[BEGIN Materials provided]

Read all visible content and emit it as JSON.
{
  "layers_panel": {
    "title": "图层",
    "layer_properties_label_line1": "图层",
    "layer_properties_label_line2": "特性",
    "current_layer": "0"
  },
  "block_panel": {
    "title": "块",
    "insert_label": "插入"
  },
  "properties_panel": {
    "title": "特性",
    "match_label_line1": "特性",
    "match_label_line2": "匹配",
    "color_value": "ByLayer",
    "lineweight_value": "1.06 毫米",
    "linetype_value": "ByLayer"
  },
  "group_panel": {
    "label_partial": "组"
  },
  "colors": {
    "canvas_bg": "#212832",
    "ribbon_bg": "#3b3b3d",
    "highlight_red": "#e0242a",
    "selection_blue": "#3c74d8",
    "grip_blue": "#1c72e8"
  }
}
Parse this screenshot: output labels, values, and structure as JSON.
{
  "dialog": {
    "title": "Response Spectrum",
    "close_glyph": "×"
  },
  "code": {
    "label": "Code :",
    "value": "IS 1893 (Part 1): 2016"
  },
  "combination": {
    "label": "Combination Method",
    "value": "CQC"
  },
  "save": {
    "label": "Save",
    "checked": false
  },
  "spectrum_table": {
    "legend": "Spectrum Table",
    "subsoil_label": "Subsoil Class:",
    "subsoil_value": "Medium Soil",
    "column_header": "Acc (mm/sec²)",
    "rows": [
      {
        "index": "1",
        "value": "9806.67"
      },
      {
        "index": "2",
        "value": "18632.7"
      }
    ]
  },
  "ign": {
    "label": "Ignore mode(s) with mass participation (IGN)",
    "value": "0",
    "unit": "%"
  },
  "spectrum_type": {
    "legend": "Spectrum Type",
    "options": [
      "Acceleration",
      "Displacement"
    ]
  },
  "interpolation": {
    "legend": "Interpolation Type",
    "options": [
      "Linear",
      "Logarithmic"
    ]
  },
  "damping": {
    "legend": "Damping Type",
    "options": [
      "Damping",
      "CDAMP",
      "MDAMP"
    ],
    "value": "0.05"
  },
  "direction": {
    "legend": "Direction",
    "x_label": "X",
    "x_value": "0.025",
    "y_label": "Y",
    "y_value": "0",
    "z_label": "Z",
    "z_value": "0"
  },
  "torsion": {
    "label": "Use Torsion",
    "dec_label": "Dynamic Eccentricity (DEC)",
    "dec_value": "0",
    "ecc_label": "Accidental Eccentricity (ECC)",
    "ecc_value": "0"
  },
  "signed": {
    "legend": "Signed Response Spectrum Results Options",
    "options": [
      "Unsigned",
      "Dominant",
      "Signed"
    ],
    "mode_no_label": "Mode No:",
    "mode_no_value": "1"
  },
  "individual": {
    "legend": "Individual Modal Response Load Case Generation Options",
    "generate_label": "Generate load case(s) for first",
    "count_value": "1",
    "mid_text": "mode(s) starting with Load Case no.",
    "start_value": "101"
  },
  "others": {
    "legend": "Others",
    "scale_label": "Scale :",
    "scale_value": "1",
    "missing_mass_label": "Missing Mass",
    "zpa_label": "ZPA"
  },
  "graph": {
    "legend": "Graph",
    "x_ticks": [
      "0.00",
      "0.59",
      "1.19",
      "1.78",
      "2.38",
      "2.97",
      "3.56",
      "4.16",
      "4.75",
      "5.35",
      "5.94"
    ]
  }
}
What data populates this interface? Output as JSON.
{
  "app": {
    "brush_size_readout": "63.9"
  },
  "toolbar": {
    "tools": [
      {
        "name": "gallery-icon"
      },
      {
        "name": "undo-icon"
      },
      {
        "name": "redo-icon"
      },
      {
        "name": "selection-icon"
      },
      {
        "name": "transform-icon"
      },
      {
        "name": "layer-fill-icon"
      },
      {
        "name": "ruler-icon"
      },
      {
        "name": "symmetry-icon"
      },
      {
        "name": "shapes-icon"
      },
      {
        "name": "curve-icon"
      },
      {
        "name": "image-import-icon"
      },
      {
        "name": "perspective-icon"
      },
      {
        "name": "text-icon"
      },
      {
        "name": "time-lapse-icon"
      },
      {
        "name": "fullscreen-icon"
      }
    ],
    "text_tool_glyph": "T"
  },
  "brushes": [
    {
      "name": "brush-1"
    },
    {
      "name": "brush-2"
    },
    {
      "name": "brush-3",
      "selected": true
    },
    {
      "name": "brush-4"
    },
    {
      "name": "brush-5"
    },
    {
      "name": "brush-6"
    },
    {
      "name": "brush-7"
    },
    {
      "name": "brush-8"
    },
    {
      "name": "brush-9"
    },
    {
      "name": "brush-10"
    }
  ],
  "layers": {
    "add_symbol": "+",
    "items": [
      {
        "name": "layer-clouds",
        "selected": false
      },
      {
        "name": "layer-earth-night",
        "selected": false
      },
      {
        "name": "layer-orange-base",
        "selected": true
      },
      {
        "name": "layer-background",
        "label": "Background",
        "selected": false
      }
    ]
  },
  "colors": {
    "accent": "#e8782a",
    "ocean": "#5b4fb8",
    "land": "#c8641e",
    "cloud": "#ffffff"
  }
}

[END Materials provided]

• Exercise prompt
Reproduce each record exactly as it appears.

• Result
Read all visible content and emit it as JSON.
{
  "layers_panel": {
    "title": "图层",
    "layer_properties_label_line1": "图层",
    "layer_properties_label_line2": "特性",
    "current_layer": "0"
  },
  "block_panel": {
    "title": "块",
    "insert_label": "插入"
  },
  "properties_panel": {
    "title": "特性",
    "match_label_line1": "特性",
    "match_label_line2": "匹配",
    "color_value": "ByLayer",
    "lineweight_value": "1.06 毫米",
    "linetype_value": "ByLayer"
  },
  "group_panel": {
    "label_partial": "组"
  },
  "colors": {
    "canvas_bg": "#212832",
    "ribbon_bg": "#3b3b3d",
    "highlight_red": "#e0242a",
    "selection_blue": "#3c74d8",
    "grip_blue": "#1c72e8"
  }
}
Parse this screenshot: output labels, values, and structure as JSON.
{
  "dialog": {
    "title": "Response Spectrum",
    "close_glyph": "×"
  },
  "code": {
    "label": "Code :",
    "value": "IS 1893 (Part 1): 2016"
  },
  "combination": {
    "label": "Combination Method",
    "value": "CQC"
  },
  "save": {
    "label": "Save",
    "checked": false
  },
  "spectrum_table": {
    "legend": "Spectrum Table",
    "subsoil_label": "Subsoil Class:",
    "subsoil_value": "Medium Soil",
    "column_header": "Acc (mm/sec²)",
    "rows": [
      {
        "index": "1",
        "value": "9806.67"
      },
      {
        "index": "2",
        "value": "18632.7"
      }
    ]
  },
  "ign": {
    "label": "Ignore mode(s) with mass participation (IGN)",
    "value": "0",
    "unit": "%"
  },
  "spectrum_type": {
    "legend": "Spectrum Type",
    "options": [
      "Acceleration",
      "Displacement"
    ]
  },
  "interpolation": {
    "legend": "Interpolation Type",
    "options": [
      "Linear",
      "Logarithmic"
    ]
  },
  "damping": {
    "legend": "Damping Type",
    "options": [
      "Damping",
      "CDAMP",
      "MDAMP"
    ],
    "value": "0.05"
  },
  "direction": {
    "legend": "Direction",
    "x_label": "X",
    "x_value": "0.025",
    "y_label": "Y",
    "y_value": "0",
    "z_label": "Z",
    "z_value": "0"
  },
  "torsion": {
    "label": "Use Torsion",
    "dec_label": "Dynamic Eccentricity (DEC)",
    "dec_value": "0",
    "ecc_label": "Accidental Eccentricity (ECC)",
    "ecc_value": "0"
  },
  "signed": {
    "legend": "Signed Response Spectrum Results Options",
    "options": [
      "Unsigned",
      "Dominant",
      "Signed"
    ],
    "mode_no_label": "Mode No:",
    "mode_no_value": "1"
  },
  "individual": {
    "legend": "Individual Modal Response Load Case Generation Options",
    "generate_label": "Generate load case(s) for first",
    "count_value": "1",
    "mid_text": "mode(s) starting with Load Case no.",
    "start_value": "101"
  },
  "others": {
    "legend": "Others",
    "scale_label": "Scale :",
    "scale_value": "1",
    "missing_mass_label": "Missing Mass",
    "zpa_label": "ZPA"
  },
  "graph": {
    "legend": "Graph",
    "x_ticks": [
      "0.00",
      "0.59",
      "1.19",
      "1.78",
      "2.38",
      "2.97",
      "3.56",
      "4.16",
      "4.75",
      "5.35",
      "5.94"
    ]
  }
}
What data populates this interface? Output as JSON.
{
  "app": {
    "brush_size_readout": "63.9"
  },
  "toolbar": {
    "tools": [
      {
        "name": "gallery-icon"
      },
      {
        "name": "undo-icon"
      },
      {
        "name": "redo-icon"
      },
      {
        "name": "selection-icon"
      },
      {
        "name": "transform-icon"
      },
      {
        "name": "layer-fill-icon"
      },
      {
        "name": "ruler-icon"
      },
      {
        "name": "symmetry-icon"
      },
      {
        "name": "shapes-icon"
      },
      {
        "name": "curve-icon"
      },
      {
        "name": "image-import-icon"
      },
      {
        "name": "perspective-icon"
      },
      {
        "name": "text-icon"
      },
      {
        "name": "time-lapse-icon"
      },
      {
        "name": "fullscreen-icon"
      }
    ],
    "text_tool_glyph": "T"
  },
  "brushes": [
    {
      "name": "brush-1"
    },
    {
      "name": "brush-2"
    },
    {
      "name": "brush-3",
      "selected": true
    },
    {
      "name": "brush-4"
    },
    {
      "name": "brush-5"
    },
    {
      "name": "brush-6"
    },
    {
      "name": "brush-7"
    },
    {
      "name": "brush-8"
    },
    {
      "name": "brush-9"
    },
    {
      "name": "brush-10"
    }
  ],
  "layers": {
    "add_symbol": "+",
    "items": [
      {
        "name": "layer-clouds",
        "selected": false
      },
      {
        "name": "layer-earth-night",
        "selected": false
      },
      {
        "name": "layer-orange-base",
        "selected": true
      },
      {
        "name": "layer-background",
        "label": "Background",
        "selected": false
      }
    ]
  },
  "colors": {
    "accent": "#e8782a",
    "ocean": "#5b4fb8",
    "land": "#c8641e",
    "cloud": "#ffffff"
  }
}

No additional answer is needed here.